SOURCE MATERIAL –
● ● ● ● ●
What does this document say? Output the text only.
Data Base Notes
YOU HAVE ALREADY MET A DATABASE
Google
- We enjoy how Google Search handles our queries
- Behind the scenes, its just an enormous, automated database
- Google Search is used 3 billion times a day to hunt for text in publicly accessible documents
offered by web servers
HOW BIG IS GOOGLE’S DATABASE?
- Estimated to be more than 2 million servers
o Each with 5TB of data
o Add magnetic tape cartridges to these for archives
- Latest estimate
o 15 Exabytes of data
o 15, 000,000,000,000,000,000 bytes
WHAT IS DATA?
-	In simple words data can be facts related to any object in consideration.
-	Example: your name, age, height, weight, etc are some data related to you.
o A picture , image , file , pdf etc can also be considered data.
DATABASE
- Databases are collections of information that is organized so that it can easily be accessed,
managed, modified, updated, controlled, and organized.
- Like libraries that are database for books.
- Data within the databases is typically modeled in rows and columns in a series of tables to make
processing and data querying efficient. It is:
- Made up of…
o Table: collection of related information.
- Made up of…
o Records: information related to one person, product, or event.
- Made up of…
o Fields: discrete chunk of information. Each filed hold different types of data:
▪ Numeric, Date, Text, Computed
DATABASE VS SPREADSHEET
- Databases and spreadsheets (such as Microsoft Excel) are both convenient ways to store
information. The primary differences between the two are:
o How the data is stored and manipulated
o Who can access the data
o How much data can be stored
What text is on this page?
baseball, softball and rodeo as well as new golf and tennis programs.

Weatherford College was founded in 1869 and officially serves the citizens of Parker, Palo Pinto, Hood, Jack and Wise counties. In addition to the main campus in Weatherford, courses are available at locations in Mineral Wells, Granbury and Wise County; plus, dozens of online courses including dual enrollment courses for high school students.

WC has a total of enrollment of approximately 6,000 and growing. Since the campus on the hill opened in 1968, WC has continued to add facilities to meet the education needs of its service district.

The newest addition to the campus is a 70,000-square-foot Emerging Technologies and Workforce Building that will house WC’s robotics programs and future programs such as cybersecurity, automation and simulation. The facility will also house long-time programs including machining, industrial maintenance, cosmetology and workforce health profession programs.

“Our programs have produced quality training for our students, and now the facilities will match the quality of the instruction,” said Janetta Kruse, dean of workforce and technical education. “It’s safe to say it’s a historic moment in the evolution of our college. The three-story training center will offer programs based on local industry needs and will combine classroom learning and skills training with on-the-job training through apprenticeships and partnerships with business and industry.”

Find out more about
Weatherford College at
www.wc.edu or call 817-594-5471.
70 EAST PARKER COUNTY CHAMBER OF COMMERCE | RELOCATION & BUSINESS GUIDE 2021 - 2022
● ● ● ● ●
STATED PROBLEM – Reproduce every record, matching each line exactly.

REPLY TO THE EXERCISE –
What does this document say? Output the text only.
Data Base Notes
YOU HAVE ALREADY MET A DATABASE
Google
- We enjoy how Google Search handles our queries
- Behind the scenes, its just an enormous, automated database
- Google Search is used 3 billion times a day to hunt for text in publicly accessible documents
offered by web servers
HOW BIG IS GOOGLE’S DATABASE?
- Estimated to be more than 2 million servers
o Each with 5TB of data
o Add magnetic tape cartridges to these for archives
- Latest estimate
o 15 Exabytes of data
o 15, 000,000,000,000,000,000 bytes
WHAT IS DATA?
-	In simple words data can be facts related to any object in consideration.
-	Example: your name, age, height, weight, etc are some data related to you.
o A picture , image , file , pdf etc can also be considered data.
DATABASE
- Databases are collections of information that is organized so that it can easily be accessed,
managed, modified, updated, controlled, and organized.
- Like libraries that are database for books.
- Data within the databases is typically modeled in rows and columns in a series of tables to make
processing and data querying efficient. It is:
- Made up of…
o Table: collection of related information.
- Made up of…
o Records: information related to one person, product, or event.
- Made up of…
o Fields: discrete chunk of information. Each filed hold different types of data:
▪ Numeric, Date, Text, Computed
DATABASE VS SPREADSHEET
- Databases and spreadsheets (such as Microsoft Excel) are both convenient ways to store
information. The primary differences between the two are:
o How the data is stored and manipulated
o Who can access the data
o How much data can be stored
What text is on this page?
baseball, softball and rodeo as well as new golf and tennis programs.

Weatherford College was founded in 1869 and officially serves the citizens of Parker, Palo Pinto, Hood, Jack and Wise counties. In addition to the main campus in Weatherford, courses are available at locations in Mineral Wells, Granbury and Wise County; plus, dozens of online courses including dual enrollment courses for high school students.

WC has a total of enrollment of approximately 6,000 and growing. Since the campus on the hill opened in 1968, WC has continued to add facilities to meet the education needs of its service district.

The newest addition to the campus is a 70,000-square-foot Emerging Technologies and Workforce Building that will house WC’s robotics programs and future programs such as cybersecurity, automation and simulation. The facility will also house long-time programs including machining, industrial maintenance, cosmetology and workforce health profession programs.

“Our programs have produced quality training for our students, and now the facilities will match the quality of the instruction,” said Janetta Kruse, dean of workforce and technical education. “It’s safe to say it’s a historic moment in the evolution of our college. The three-story training center will offer programs based on local industry needs and will combine classroom learning and skills training with on-the-job training through apprenticeships and partnerships with business and industry.”

Find out more about
Weatherford College at
www.wc.edu or call 817-594-5471.
70 EAST PARKER COUNTY CHAMBER OF COMMERCE | RELOCATION & BUSINESS GUIDE 2021 - 2022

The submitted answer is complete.